State how many lines contain the string "marker", and write nothing else.

╭─ RECORDS FOR THE TASK

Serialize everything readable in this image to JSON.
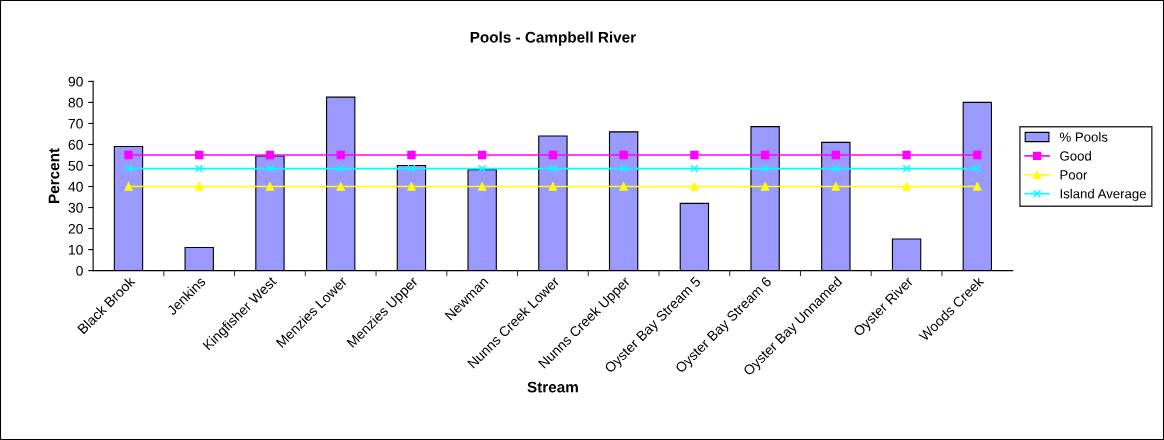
{
  "chart_data": {
    "type": "bar",
    "title": "Pools - Campbell River",
    "xlabel": "Stream",
    "ylabel": "Percent",
    "categories": [
      "Black Brook",
      "Jenkins",
      "Kingfisher West",
      "Menzies Lower",
      "Menzies Upper",
      "Newman",
      "Nunns Creek Lower",
      "Nunns Creek Upper",
      "Oyster Bay Stream 5",
      "Oyster Bay Stream 6",
      "Oyster Bay Unnamed",
      "Oyster River",
      "Woods Creek"
    ],
    "series": [
      {
        "name": "% Pools",
        "color": "#9999ff",
        "values": [
          59,
          11,
          54.5,
          82.5,
          50,
          48,
          64,
          66,
          32,
          68.5,
          61,
          15,
          80
        ]
      },
      {
        "name": "Good",
        "type": "line",
        "color": "#ff00ff",
        "marker": "square",
        "values": [
          55,
          55,
          55,
          55,
          55,
          55,
          55,
          55,
          55,
          55,
          55,
          55,
          55
        ]
      },
      {
        "name": "Poor",
        "type": "line",
        "color": "#ffff00",
        "marker": "triangle",
        "values": [
          40,
          40,
          40,
          40,
          40,
          40,
          40,
          40,
          40,
          40,
          40,
          40,
          40
        ]
      },
      {
        "name": "Island Average",
        "type": "line",
        "color": "#00ffff",
        "marker": "cross",
        "values": [
          48.5,
          48.5,
          48.5,
          48.5,
          48.5,
          48.5,
          48.5,
          48.5,
          48.5,
          48.5,
          48.5,
          48.5,
          48.5
        ]
      }
    ],
    "ylim": [
      0,
      90
    ],
    "yticks": [
      0,
      10,
      20,
      30,
      40,
      50,
      60,
      70,
      80,
      90
    ],
    "grid": false,
    "legend": "right"
  }
}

╰─

ANSWER TO THIS PROBLEM → 3